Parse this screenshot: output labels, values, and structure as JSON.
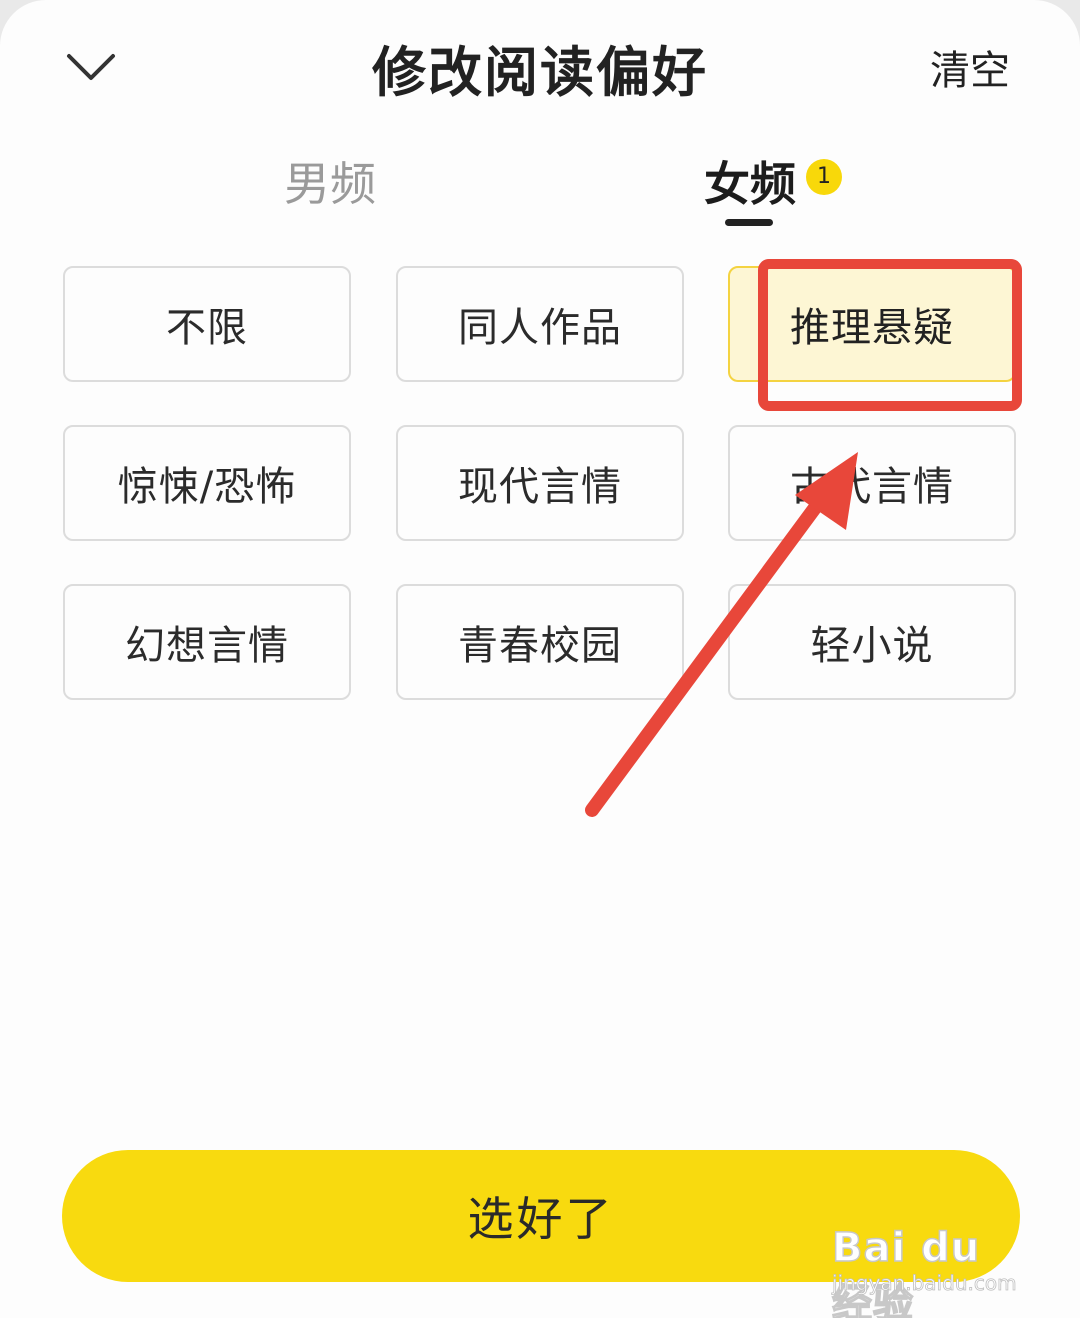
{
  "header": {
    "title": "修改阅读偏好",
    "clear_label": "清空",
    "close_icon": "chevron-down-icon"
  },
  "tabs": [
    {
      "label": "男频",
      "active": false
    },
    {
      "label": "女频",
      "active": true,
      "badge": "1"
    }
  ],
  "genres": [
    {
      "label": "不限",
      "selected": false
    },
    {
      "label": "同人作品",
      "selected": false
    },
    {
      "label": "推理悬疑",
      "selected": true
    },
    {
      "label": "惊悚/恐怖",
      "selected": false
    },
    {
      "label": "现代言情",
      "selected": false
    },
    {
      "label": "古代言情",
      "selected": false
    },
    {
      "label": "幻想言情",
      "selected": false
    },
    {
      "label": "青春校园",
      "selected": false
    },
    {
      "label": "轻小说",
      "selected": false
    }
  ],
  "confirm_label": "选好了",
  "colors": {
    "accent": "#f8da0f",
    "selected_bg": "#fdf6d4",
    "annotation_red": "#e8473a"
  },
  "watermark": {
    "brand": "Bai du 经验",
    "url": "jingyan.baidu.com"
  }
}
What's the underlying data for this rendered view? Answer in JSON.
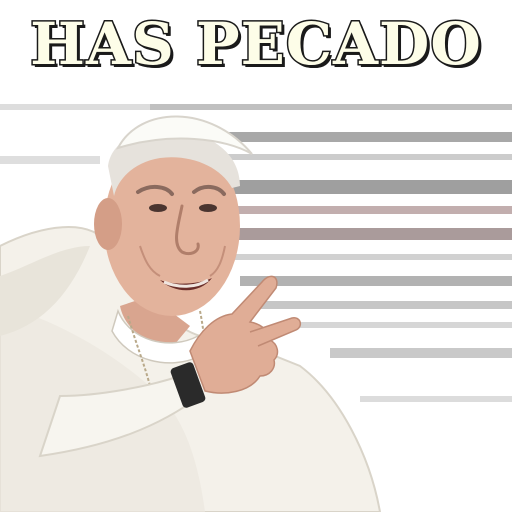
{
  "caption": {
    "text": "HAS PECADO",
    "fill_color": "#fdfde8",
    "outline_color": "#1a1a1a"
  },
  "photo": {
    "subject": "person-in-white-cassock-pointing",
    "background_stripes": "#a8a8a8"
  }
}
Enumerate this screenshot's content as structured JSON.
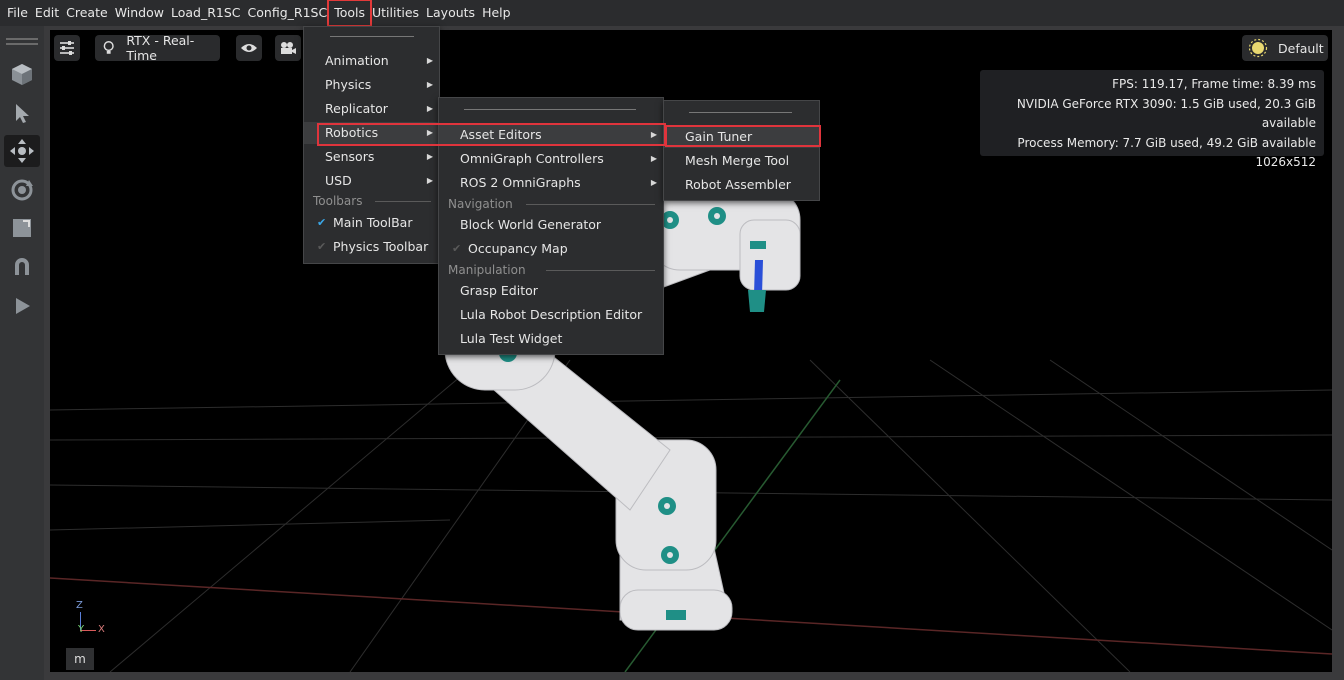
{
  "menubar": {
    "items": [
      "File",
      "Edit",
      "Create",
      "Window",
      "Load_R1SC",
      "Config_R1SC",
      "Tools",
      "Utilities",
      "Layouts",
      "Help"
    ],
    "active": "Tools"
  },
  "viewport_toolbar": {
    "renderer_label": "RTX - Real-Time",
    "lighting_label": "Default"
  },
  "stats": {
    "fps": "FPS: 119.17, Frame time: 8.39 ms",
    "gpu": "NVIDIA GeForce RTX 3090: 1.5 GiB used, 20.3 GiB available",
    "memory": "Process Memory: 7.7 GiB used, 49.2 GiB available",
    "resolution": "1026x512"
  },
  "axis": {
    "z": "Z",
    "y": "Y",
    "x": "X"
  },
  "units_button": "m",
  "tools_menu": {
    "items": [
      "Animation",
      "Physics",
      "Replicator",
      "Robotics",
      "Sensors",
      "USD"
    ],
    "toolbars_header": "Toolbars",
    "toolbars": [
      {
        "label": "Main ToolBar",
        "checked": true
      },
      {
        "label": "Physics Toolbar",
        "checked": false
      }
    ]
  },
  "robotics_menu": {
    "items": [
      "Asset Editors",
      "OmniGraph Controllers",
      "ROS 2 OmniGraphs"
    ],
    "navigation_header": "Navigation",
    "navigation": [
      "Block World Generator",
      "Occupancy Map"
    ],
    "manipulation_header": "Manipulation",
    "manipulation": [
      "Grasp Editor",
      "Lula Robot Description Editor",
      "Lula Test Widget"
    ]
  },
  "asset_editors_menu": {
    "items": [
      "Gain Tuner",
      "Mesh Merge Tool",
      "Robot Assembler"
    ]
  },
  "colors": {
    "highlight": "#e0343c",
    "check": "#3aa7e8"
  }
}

→ **The problem**
Scan the data above; copy every line where "Lula" appears.

→ **Task response**
      "Lula Robot Description Editor",
      "Lula Test Widget"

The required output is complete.